>> BEGIN INFORMATION GIVEN
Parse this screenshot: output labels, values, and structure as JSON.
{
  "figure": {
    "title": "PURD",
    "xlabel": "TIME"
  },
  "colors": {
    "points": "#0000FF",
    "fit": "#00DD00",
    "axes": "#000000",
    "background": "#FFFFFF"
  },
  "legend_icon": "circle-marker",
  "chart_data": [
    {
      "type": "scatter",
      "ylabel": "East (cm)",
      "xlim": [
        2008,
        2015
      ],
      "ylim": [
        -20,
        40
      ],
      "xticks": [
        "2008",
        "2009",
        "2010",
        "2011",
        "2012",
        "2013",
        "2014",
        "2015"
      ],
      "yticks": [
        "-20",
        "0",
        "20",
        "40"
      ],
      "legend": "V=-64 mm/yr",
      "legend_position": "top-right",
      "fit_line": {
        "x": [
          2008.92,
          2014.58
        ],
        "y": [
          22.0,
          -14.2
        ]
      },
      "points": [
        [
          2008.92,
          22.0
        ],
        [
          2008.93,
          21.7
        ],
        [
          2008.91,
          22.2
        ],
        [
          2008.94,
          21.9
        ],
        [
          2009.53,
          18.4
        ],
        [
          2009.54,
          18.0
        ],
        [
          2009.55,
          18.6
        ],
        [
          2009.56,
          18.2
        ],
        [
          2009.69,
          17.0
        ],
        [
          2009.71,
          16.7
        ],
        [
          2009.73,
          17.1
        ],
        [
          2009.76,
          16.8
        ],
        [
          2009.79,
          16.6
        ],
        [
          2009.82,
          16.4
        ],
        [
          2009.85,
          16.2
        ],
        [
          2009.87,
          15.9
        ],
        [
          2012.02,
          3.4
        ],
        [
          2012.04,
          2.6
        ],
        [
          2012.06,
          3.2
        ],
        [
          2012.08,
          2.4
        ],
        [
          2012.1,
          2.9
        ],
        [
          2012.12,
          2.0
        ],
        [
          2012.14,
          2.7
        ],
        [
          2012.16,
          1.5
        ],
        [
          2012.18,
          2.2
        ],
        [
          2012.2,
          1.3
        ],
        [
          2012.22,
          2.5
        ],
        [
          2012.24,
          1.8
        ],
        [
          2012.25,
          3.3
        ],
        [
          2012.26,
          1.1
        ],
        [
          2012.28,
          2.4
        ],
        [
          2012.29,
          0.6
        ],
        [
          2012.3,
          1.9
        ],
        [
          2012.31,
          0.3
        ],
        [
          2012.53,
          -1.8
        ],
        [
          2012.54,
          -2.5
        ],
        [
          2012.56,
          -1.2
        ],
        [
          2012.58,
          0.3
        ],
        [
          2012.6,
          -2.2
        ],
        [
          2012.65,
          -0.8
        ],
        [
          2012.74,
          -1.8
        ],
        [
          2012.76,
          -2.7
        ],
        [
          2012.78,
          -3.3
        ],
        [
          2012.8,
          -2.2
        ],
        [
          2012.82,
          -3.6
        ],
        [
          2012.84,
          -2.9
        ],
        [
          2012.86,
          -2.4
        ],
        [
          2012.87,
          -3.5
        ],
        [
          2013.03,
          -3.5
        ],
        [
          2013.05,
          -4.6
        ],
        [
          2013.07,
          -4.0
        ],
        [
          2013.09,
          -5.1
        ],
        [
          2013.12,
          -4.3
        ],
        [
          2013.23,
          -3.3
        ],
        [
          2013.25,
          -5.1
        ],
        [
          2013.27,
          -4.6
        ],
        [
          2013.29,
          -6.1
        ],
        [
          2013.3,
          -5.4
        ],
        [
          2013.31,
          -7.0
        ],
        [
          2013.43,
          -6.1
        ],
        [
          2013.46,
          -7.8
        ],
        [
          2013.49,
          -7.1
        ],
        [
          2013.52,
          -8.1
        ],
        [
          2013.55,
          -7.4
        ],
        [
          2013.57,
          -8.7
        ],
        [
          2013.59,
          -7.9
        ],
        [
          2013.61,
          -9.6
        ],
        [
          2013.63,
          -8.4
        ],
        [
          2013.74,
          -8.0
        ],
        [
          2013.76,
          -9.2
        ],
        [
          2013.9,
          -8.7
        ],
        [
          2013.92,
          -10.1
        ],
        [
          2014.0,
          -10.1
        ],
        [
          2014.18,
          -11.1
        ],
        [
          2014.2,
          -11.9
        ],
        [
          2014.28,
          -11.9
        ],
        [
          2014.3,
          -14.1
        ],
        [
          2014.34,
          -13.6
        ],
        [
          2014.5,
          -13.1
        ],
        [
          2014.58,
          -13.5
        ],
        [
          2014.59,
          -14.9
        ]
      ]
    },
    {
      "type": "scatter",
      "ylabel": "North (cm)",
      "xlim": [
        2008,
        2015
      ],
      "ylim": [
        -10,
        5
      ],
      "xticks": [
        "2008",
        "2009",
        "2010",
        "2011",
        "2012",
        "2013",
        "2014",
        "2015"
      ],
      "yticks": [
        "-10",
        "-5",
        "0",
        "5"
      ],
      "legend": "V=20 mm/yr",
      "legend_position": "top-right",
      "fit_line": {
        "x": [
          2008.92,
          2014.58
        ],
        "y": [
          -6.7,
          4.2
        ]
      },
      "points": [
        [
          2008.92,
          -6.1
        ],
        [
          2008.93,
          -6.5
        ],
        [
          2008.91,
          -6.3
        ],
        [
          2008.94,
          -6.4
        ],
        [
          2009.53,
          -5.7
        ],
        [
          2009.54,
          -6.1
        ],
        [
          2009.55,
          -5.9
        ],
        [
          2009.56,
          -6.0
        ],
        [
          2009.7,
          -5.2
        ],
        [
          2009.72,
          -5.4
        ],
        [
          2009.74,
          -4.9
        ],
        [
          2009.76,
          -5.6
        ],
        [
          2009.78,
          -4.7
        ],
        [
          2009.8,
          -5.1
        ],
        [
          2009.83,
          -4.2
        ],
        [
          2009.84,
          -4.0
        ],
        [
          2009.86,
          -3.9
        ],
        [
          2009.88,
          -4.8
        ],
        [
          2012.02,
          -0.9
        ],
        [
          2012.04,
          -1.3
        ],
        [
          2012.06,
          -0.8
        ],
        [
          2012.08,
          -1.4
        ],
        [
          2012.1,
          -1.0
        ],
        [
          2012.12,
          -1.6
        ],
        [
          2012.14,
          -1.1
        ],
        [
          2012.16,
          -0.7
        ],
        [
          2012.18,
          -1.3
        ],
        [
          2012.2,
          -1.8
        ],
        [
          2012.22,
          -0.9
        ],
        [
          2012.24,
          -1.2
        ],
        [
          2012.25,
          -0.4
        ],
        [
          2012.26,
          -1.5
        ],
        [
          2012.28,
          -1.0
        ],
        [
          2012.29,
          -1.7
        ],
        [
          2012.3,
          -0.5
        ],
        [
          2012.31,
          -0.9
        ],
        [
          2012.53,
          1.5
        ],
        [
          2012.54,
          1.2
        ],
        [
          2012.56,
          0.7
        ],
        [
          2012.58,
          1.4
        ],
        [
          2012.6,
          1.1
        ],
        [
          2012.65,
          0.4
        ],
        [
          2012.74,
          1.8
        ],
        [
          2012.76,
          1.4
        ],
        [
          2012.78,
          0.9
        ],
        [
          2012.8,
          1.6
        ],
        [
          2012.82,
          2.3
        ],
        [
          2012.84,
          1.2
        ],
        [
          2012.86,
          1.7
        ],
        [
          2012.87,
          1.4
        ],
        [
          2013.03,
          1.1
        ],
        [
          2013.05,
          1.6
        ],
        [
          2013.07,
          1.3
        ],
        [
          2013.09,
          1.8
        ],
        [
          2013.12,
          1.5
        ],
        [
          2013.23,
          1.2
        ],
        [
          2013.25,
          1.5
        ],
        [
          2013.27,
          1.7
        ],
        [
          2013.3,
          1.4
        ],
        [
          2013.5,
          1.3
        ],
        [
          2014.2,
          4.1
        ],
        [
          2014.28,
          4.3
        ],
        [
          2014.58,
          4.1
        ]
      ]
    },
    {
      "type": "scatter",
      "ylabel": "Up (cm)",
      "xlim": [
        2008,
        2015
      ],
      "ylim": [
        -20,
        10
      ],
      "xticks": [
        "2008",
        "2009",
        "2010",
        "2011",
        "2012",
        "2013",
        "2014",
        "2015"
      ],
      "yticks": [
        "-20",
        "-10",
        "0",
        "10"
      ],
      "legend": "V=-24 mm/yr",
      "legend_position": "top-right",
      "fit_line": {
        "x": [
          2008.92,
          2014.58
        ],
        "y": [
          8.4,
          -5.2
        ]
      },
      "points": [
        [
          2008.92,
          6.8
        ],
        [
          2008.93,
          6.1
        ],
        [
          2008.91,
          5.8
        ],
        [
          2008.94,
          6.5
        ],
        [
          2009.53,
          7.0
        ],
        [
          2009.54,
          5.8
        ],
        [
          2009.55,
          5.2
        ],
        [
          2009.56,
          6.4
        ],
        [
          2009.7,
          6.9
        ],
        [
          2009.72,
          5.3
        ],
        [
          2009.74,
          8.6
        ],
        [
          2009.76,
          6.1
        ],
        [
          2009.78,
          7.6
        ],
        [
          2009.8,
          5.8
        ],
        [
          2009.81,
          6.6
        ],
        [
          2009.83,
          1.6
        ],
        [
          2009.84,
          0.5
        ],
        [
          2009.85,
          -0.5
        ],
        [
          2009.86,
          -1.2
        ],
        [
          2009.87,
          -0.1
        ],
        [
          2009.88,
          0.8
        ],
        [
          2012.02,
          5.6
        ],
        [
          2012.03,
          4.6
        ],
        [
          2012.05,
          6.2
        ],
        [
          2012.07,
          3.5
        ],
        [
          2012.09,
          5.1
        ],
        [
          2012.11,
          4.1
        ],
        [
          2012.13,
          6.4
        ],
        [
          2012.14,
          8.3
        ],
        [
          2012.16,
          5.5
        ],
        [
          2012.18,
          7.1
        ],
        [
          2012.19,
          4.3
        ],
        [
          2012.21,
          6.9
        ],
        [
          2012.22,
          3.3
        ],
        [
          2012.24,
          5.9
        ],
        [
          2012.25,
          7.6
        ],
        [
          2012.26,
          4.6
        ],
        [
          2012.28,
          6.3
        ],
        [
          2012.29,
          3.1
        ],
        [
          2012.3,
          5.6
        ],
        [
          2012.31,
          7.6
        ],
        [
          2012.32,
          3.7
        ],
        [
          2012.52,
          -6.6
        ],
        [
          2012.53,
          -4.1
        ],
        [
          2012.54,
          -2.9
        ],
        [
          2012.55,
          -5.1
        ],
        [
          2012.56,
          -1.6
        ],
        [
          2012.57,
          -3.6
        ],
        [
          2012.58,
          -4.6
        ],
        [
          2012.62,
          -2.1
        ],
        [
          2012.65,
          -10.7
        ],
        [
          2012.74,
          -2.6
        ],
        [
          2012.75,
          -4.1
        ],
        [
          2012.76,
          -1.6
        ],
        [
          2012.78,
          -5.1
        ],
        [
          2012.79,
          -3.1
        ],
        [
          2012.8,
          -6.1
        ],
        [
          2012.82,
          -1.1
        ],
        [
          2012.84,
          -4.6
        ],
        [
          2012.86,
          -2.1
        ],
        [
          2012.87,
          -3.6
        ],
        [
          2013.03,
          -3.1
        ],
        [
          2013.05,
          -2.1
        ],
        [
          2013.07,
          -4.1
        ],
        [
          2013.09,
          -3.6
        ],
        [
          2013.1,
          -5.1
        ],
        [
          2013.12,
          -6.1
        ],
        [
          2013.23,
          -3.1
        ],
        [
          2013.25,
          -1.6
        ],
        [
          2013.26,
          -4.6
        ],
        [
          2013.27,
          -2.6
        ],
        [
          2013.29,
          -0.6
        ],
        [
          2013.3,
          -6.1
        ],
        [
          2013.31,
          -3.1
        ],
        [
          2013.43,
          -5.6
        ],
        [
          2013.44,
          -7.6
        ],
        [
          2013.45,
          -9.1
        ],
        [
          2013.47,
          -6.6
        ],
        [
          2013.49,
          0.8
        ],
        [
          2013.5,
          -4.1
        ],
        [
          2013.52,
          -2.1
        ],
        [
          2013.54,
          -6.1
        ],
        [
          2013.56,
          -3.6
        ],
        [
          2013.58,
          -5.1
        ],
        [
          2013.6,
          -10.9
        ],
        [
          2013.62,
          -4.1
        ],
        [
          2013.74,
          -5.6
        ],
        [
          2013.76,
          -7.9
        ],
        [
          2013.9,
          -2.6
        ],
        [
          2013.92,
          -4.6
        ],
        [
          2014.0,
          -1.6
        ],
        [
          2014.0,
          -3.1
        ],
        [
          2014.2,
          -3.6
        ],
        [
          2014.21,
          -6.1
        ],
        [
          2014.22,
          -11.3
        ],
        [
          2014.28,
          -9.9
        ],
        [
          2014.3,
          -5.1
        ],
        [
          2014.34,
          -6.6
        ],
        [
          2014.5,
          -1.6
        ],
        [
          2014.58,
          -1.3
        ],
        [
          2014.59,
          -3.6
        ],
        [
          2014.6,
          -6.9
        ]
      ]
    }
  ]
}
>> END INFORMATION GIVEN
**TASK BRIEF:** Count the lines that include the word "ylabel" and state the result as a bare number.

**RESULT OF THE EXERCISE:** 3